What to work on:
In the following material, identify every line holding the string "Xuân" and return it.

===============

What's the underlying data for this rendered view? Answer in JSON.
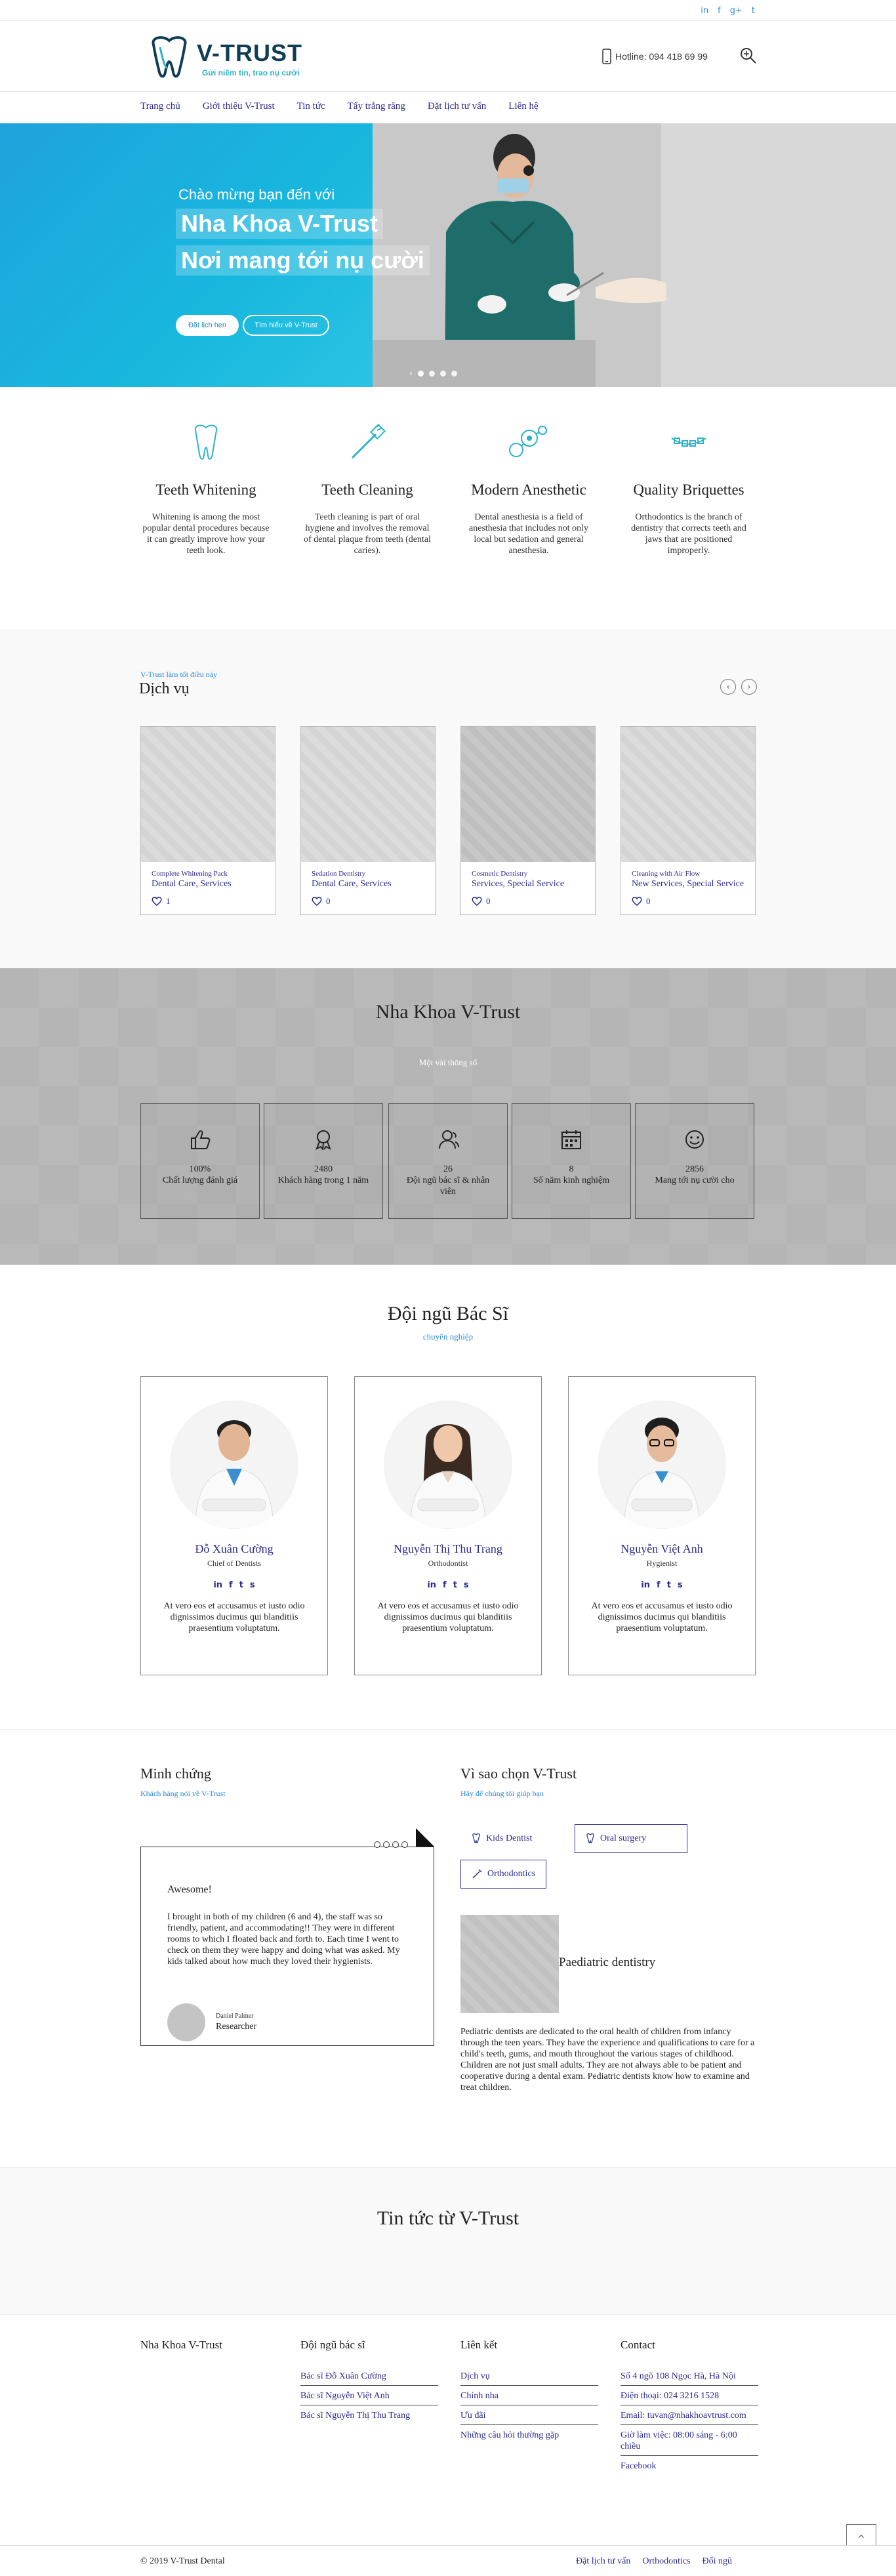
{
  "colors": {
    "accent": "#2a2a8c",
    "link_blue": "#2a8ad6",
    "hero_blue": "#1fa3dc",
    "teal": "#2bb3c9",
    "logo_navy": "#0f3d56"
  },
  "topbar": {
    "social": [
      "in",
      "f",
      "g+",
      "t"
    ]
  },
  "header": {
    "logo_title": "V-TRUST",
    "logo_tagline": "Gửi niềm tin, trao nụ cười",
    "hotline": "Hotline: 094 418 69 99"
  },
  "nav": {
    "items": [
      "Trang chủ",
      "Giới thiệu V-Trust",
      "Tin tức",
      "Tẩy trắng răng",
      "Đặt lịch tư vấn",
      "Liên hệ"
    ]
  },
  "hero": {
    "welcome": "Chào mừng bạn đến với",
    "line1": "Nha Khoa V-Trust",
    "line2": "Nơi mang tới nụ cười",
    "btn_booking": "Đặt lịch hẹn",
    "btn_about": "Tìm hiểu về V-Trust"
  },
  "features": [
    {
      "icon": "tooth-icon",
      "title": "Teeth Whitening",
      "text": "Whitening is among the most popular dental procedures because it can greatly improve how your teeth look."
    },
    {
      "icon": "toothbrush-icon",
      "title": "Teeth Cleaning",
      "text": "Teeth cleaning is part of oral hygiene and involves the removal of dental plaque from teeth (dental caries)."
    },
    {
      "icon": "anesthesia-icon",
      "title": "Modern Anesthetic",
      "text": "Dental anesthesia is a field of anesthesia that includes not only local but sedation and general anesthesia."
    },
    {
      "icon": "braces-icon",
      "title": "Quality Briquettes",
      "text": "Orthodontics is the branch of dentistry that corrects teeth and jaws that are positioned improperly."
    }
  ],
  "services": {
    "small": "V-Trust làm tốt điều này",
    "title": "Dịch vụ",
    "cards": [
      {
        "category": "Complete Whitening Pack",
        "name": "Dental Care, Services",
        "likes": "1"
      },
      {
        "category": "Sedation Dentistry",
        "name": "Dental Care, Services",
        "likes": "0"
      },
      {
        "category": "Cosmetic Dentistry",
        "name": "Services, Special Service",
        "likes": "0"
      },
      {
        "category": "Cleaning with Air Flow",
        "name": "New Services, Special Service",
        "likes": "0"
      }
    ]
  },
  "stats": {
    "title": "Nha Khoa V-Trust",
    "subtitle": "Một vài thông số",
    "items": [
      {
        "icon": "thumbs-up-icon",
        "value": "100%",
        "label": "Chất lượng đánh giá"
      },
      {
        "icon": "award-icon",
        "value": "2480",
        "label": "Khách hàng trong 1 năm"
      },
      {
        "icon": "users-icon",
        "value": "26",
        "label": "Đội ngũ bác sĩ & nhân viên"
      },
      {
        "icon": "calendar-icon",
        "value": "8",
        "label": "Số năm kinh nghiệm"
      },
      {
        "icon": "smile-icon",
        "value": "2856",
        "label": "Mang tới nụ cười cho"
      }
    ]
  },
  "doctors": {
    "title": "Đội ngũ Bác Sĩ",
    "subtitle": "chuyên nghiệp",
    "social": [
      "in",
      "f",
      "t",
      "s"
    ],
    "items": [
      {
        "name": "Đỗ Xuân Cường",
        "role": "Chief of Dentists",
        "desc": "At vero eos et accusamus et iusto odio dignissimos ducimus qui blanditiis praesentium voluptatum."
      },
      {
        "name": "Nguyễn Thị Thu Trang",
        "role": "Orthodontist",
        "desc": "At vero eos et accusamus et iusto odio dignissimos ducimus qui blanditiis praesentium voluptatum."
      },
      {
        "name": "Nguyễn Việt Anh",
        "role": "Hygienist",
        "desc": "At vero eos et accusamus et iusto odio dignissimos ducimus qui blanditiis praesentium voluptatum."
      }
    ]
  },
  "testimonials": {
    "title": "Minh chứng",
    "subtitle": "Khách hàng nói về V-Trust",
    "quote_title": "Awesome!",
    "quote": "I brought in both of my children (6 and 4), the staff was so friendly, patient, and accommodating!! They were in different rooms to which I floated back and forth to. Each time I went to check on them they were happy and doing what was asked. My kids talked about how much they loved their hygienists.",
    "author_name": "Daniel Palmer",
    "author_role": "Researcher"
  },
  "why": {
    "title": "Vì sao chọn V-Trust",
    "subtitle": "Hãy để chúng tôi giúp bạn",
    "tabs": [
      "Kids Dentist",
      "Oral surgery",
      "Orthodontics"
    ],
    "caption": "Paediatric dentistry",
    "text": "Pediatric dentists are dedicated to the oral health of children from infancy through the teen years. They have the experience and qualifications to care for a child's teeth, gums, and mouth throughout the various stages of childhood. Children are not just small adults. They are not always able to be patient and cooperative during a dental exam. Pediatric dentists know how to examine and treat children."
  },
  "news": {
    "title": "Tin tức từ V-Trust"
  },
  "footer": {
    "col1": {
      "title": "Nha Khoa V-Trust"
    },
    "col2": {
      "title": "Đội ngũ bác sĩ",
      "links": [
        "Bác sĩ Đỗ Xuân Cường",
        "Bác sĩ Nguyễn Việt Anh",
        "Bác sĩ Nguyễn Thị Thu Trang"
      ]
    },
    "col3": {
      "title": "Liên kết",
      "links": [
        "Dịch vụ",
        "Chính nha",
        "Ưu đãi",
        "Những câu hỏi thường gặp"
      ]
    },
    "col4": {
      "title": "Contact",
      "links": [
        "Số 4 ngõ 108 Ngọc Hà, Hà Nội",
        "Điện thoại: 024 3216 1528",
        "Email: tuvan@nhakhoavtrust.com",
        "Giờ làm việc: 08:00 sáng - 6:00 chiều",
        "Facebook"
      ]
    }
  },
  "bottom": {
    "copyright": "© 2019 V-Trust Dental",
    "links": [
      "Đặt lịch tư vấn",
      "Orthodontics",
      "Đối ngũ"
    ]
  }
}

===============

Solution below:
        "name": "Đỗ Xuân Cường",
        "Bác sĩ Đỗ Xuân Cường",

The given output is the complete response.